**THE PROBLEM:** State how many lines of the records contain the string "xlabel". Give the number alone.

++++++++++++++++++++

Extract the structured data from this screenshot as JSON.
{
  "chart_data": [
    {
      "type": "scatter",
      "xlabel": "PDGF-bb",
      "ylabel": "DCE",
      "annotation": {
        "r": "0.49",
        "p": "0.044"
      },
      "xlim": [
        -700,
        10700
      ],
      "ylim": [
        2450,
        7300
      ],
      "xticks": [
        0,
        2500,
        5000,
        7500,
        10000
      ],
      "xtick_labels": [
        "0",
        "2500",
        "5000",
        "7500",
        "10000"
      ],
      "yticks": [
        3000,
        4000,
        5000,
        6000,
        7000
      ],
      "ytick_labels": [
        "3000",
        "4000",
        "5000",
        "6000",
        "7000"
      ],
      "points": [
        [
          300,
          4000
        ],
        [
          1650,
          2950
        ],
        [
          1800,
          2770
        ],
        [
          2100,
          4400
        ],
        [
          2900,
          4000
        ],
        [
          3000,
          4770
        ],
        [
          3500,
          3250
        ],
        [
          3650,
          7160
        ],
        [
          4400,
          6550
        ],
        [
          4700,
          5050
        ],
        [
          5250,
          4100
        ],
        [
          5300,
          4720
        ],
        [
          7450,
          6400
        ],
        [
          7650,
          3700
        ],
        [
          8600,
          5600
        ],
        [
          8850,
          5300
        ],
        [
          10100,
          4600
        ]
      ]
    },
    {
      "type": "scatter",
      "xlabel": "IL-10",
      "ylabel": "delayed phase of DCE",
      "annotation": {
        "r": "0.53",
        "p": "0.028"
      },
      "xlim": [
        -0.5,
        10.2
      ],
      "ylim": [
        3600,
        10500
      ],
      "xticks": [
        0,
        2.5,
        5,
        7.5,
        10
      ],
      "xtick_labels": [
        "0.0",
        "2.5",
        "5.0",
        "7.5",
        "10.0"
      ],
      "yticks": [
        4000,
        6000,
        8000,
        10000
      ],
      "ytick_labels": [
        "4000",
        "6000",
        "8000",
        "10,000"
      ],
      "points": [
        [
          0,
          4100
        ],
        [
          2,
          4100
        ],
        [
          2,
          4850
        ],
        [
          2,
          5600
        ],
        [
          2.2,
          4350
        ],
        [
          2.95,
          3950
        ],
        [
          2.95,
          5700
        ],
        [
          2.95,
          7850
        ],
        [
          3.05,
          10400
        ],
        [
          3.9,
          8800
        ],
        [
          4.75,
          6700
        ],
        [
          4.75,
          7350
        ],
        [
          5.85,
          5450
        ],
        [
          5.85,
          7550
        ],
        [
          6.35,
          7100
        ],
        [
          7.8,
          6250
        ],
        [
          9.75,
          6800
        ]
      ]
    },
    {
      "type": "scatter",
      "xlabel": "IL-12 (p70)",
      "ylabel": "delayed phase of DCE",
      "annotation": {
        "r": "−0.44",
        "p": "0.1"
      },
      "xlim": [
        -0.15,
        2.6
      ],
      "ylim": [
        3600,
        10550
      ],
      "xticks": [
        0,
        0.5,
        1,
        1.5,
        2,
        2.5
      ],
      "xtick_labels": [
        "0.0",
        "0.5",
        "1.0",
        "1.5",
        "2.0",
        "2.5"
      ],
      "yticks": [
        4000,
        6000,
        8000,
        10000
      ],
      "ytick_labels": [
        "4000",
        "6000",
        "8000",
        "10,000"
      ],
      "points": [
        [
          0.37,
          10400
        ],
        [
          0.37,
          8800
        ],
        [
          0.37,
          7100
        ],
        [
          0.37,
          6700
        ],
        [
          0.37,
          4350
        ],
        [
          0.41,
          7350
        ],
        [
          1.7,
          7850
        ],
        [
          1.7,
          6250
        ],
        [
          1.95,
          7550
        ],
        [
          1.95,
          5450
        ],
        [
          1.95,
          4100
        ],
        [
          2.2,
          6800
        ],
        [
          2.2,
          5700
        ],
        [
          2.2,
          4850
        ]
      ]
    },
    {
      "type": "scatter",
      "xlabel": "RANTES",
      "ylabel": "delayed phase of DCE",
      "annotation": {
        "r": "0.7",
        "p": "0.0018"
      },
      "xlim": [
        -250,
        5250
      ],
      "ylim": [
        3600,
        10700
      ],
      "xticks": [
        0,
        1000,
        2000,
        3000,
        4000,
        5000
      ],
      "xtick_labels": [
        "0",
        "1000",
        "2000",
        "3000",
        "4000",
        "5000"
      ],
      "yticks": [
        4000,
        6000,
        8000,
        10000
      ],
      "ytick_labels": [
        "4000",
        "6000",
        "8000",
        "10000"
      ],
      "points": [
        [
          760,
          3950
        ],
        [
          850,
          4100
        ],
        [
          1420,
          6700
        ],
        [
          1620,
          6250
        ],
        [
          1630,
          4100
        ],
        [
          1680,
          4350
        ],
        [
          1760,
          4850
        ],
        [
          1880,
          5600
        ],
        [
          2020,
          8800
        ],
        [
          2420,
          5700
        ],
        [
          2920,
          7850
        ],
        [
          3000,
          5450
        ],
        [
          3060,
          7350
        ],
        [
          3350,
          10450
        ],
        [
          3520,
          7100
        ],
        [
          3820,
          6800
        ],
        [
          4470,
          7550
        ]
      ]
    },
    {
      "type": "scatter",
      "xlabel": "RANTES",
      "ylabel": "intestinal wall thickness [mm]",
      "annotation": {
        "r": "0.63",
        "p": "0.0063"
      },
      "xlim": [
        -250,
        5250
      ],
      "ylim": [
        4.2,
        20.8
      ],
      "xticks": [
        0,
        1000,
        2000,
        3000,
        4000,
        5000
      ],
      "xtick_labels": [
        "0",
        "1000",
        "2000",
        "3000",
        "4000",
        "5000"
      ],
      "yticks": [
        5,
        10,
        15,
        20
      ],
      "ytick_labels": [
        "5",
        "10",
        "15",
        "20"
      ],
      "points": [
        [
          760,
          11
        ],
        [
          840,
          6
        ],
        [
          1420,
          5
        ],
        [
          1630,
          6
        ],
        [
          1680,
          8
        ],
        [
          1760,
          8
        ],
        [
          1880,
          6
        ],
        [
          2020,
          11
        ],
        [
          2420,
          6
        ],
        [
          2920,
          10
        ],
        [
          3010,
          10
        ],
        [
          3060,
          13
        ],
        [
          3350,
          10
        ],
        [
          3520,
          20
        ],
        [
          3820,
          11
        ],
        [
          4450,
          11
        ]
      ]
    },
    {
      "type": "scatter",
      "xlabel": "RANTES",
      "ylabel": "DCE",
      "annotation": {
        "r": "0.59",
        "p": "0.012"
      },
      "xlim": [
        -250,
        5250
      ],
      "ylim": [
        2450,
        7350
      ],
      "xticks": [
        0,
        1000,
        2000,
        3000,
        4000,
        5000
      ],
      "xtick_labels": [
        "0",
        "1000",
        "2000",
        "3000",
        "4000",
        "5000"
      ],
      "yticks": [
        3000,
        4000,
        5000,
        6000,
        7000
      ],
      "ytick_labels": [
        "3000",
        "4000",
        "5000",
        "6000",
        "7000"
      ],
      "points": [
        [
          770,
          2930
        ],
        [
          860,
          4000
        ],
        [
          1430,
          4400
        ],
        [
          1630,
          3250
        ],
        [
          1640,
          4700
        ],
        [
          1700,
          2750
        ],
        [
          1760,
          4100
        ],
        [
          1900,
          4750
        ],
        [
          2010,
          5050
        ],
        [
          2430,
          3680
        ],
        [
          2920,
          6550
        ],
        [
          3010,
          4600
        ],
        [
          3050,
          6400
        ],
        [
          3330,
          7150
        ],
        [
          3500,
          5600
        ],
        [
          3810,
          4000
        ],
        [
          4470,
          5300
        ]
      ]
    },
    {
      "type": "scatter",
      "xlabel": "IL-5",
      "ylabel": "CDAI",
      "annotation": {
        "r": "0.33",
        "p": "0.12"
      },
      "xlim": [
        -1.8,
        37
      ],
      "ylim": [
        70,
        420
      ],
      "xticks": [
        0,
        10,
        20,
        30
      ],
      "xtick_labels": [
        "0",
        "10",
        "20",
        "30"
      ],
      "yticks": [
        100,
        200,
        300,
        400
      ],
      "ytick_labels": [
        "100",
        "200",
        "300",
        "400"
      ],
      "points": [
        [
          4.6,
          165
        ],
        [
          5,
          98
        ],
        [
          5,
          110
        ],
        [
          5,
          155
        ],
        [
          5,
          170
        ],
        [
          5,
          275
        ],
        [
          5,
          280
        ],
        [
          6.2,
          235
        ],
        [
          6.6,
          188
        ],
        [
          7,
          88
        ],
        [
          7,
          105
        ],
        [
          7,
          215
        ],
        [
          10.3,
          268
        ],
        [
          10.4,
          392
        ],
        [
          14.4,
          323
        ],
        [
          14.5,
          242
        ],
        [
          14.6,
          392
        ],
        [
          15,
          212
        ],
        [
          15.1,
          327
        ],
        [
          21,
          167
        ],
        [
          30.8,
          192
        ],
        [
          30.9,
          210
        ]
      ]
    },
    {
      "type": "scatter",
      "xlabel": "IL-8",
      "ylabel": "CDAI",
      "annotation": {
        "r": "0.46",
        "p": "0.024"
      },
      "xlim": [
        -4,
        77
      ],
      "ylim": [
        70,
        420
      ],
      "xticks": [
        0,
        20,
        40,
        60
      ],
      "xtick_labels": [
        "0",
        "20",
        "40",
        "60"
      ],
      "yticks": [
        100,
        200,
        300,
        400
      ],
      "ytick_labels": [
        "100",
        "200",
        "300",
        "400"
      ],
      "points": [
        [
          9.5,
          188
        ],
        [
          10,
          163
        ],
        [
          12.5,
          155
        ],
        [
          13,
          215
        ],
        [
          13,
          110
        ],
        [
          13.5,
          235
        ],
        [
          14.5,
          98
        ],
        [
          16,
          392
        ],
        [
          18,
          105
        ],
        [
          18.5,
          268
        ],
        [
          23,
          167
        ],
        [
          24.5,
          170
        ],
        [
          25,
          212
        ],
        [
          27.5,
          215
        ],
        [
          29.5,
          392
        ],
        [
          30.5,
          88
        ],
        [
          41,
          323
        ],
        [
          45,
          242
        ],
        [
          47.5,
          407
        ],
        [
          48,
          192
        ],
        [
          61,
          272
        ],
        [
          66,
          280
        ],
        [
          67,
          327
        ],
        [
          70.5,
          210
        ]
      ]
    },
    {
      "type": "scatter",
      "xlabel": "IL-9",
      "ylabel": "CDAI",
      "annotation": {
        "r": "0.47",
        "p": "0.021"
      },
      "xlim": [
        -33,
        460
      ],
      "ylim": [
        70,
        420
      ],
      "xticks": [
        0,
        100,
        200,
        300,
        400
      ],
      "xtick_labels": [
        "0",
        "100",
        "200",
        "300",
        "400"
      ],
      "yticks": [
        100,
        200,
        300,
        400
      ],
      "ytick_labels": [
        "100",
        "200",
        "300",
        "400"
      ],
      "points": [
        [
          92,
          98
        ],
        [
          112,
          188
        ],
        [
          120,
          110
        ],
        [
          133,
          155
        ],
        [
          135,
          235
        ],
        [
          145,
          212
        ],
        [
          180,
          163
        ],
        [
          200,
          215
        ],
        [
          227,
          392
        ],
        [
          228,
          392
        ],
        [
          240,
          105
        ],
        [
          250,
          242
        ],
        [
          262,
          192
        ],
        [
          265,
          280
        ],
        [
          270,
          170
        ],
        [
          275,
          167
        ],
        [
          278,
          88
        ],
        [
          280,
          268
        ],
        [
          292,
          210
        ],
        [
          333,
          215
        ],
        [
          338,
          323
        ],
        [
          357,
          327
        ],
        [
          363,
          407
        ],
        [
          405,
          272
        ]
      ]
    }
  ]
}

++++++++++++++++++++

**TASK SOLUTION:** 9